[EXERCISE DIRECTIONS] Reproduce all records exactly.

[RECORDS SHOWN]
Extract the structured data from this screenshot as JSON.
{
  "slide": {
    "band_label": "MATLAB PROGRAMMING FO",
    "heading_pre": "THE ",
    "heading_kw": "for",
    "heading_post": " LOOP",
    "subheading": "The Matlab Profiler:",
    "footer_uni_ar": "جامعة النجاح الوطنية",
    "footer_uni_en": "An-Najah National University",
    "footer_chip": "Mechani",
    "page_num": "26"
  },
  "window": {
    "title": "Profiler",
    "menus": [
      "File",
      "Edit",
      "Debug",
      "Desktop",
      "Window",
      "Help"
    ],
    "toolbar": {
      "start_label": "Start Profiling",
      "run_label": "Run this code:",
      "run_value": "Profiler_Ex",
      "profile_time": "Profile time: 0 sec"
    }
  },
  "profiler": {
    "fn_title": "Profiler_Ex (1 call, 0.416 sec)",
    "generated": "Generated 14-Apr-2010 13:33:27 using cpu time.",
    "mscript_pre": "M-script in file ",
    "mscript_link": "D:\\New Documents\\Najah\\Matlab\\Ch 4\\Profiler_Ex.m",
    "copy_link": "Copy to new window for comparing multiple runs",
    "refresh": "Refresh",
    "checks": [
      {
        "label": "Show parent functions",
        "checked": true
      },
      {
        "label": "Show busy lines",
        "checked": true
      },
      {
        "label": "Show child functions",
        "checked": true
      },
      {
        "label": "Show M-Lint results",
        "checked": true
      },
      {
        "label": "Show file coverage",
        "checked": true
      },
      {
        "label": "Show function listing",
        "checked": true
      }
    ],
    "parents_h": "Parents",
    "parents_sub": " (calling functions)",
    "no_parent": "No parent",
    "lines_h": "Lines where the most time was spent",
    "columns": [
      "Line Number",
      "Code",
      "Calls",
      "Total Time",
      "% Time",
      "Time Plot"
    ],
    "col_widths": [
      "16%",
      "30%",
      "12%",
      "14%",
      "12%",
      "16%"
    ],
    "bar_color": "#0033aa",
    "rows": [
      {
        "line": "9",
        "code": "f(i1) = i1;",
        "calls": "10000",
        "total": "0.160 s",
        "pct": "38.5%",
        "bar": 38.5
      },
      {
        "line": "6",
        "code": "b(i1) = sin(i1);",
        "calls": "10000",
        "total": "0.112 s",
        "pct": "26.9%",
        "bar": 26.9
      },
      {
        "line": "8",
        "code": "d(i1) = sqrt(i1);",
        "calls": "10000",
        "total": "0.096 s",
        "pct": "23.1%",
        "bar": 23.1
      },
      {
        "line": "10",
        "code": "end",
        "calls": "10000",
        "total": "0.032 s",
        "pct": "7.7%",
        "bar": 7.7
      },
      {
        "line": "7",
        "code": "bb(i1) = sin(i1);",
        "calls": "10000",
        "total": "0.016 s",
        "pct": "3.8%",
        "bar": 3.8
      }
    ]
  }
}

[ANSWER TO THE EXERCISE]
Extract the structured data from this screenshot as JSON.
{
  "slide": {
    "band_label": "MATLAB PROGRAMMING FO",
    "heading_pre": "THE ",
    "heading_kw": "for",
    "heading_post": " LOOP",
    "subheading": "The Matlab Profiler:",
    "footer_uni_ar": "جامعة النجاح الوطنية",
    "footer_uni_en": "An-Najah National University",
    "footer_chip": "Mechani",
    "page_num": "26"
  },
  "window": {
    "title": "Profiler",
    "menus": [
      "File",
      "Edit",
      "Debug",
      "Desktop",
      "Window",
      "Help"
    ],
    "toolbar": {
      "start_label": "Start Profiling",
      "run_label": "Run this code:",
      "run_value": "Profiler_Ex",
      "profile_time": "Profile time: 0 sec"
    }
  },
  "profiler": {
    "fn_title": "Profiler_Ex (1 call, 0.416 sec)",
    "generated": "Generated 14-Apr-2010 13:33:27 using cpu time.",
    "mscript_pre": "M-script in file ",
    "mscript_link": "D:\\New Documents\\Najah\\Matlab\\Ch 4\\Profiler_Ex.m",
    "copy_link": "Copy to new window for comparing multiple runs",
    "refresh": "Refresh",
    "checks": [
      {
        "label": "Show parent functions",
        "checked": true
      },
      {
        "label": "Show busy lines",
        "checked": true
      },
      {
        "label": "Show child functions",
        "checked": true
      },
      {
        "label": "Show M-Lint results",
        "checked": true
      },
      {
        "label": "Show file coverage",
        "checked": true
      },
      {
        "label": "Show function listing",
        "checked": true
      }
    ],
    "parents_h": "Parents",
    "parents_sub": " (calling functions)",
    "no_parent": "No parent",
    "lines_h": "Lines where the most time was spent",
    "columns": [
      "Line Number",
      "Code",
      "Calls",
      "Total Time",
      "% Time",
      "Time Plot"
    ],
    "col_widths": [
      "16%",
      "30%",
      "12%",
      "14%",
      "12%",
      "16%"
    ],
    "bar_color": "#0033aa",
    "rows": [
      {
        "line": "9",
        "code": "f(i1) = i1;",
        "calls": "10000",
        "total": "0.160 s",
        "pct": "38.5%",
        "bar": 38.5
      },
      {
        "line": "6",
        "code": "b(i1) = sin(i1);",
        "calls": "10000",
        "total": "0.112 s",
        "pct": "26.9%",
        "bar": 26.9
      },
      {
        "line": "8",
        "code": "d(i1) = sqrt(i1);",
        "calls": "10000",
        "total": "0.096 s",
        "pct": "23.1%",
        "bar": 23.1
      },
      {
        "line": "10",
        "code": "end",
        "calls": "10000",
        "total": "0.032 s",
        "pct": "7.7%",
        "bar": 7.7
      },
      {
        "line": "7",
        "code": "bb(i1) = sin(i1);",
        "calls": "10000",
        "total": "0.016 s",
        "pct": "3.8%",
        "bar": 3.8
      }
    ]
  }
}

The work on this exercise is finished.